Below are the records. List every line holding the word "Area".

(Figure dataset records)
* BEGIN *
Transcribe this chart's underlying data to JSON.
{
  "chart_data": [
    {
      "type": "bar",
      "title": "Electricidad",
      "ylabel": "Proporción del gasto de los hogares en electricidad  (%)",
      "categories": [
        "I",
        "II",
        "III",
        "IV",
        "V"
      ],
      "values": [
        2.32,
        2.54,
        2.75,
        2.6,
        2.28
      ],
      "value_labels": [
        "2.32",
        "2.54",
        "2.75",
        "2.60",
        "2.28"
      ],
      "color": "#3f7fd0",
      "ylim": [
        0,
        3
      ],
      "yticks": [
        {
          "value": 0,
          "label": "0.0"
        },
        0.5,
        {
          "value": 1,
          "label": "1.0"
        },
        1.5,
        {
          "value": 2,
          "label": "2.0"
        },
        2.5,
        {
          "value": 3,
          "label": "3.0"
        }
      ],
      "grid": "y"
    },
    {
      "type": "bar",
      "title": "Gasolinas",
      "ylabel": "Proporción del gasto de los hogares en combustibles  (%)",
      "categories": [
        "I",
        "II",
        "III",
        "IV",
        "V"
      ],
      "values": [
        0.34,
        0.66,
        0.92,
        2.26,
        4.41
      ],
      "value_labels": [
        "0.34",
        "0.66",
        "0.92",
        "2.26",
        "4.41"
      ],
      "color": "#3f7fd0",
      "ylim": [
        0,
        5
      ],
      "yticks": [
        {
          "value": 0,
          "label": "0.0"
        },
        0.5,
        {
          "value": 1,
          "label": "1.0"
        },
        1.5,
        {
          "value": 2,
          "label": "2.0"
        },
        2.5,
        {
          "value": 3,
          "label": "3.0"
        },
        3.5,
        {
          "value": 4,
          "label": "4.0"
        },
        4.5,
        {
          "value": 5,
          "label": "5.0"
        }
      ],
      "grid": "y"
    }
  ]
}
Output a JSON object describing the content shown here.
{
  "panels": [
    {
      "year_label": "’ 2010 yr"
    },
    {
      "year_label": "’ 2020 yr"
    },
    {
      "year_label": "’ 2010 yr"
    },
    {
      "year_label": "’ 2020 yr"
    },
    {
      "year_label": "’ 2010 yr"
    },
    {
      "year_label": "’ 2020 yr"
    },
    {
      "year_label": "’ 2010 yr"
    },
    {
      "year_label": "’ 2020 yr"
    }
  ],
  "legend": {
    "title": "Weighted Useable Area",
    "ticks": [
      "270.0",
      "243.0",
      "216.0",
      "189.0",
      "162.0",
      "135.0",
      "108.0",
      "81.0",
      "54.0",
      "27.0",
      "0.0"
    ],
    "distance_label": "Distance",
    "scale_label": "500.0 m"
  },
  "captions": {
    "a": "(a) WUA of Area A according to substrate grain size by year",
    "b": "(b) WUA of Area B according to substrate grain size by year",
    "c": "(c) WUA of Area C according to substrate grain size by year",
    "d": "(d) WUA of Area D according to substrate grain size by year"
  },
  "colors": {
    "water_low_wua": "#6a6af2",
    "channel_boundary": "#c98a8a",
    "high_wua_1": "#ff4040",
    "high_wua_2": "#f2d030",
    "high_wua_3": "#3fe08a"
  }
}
* END *
> [SOLUTION]
    "title": "Weighted Useable Area",
    "a": "(a) WUA of Area A according to substrate grain size by year",
    "b": "(b) WUA of Area B according to substrate grain size by year",
    "c": "(c) WUA of Area C according to substrate grain size by year",
    "d": "(d) WUA of Area D according to substrate grain size by year"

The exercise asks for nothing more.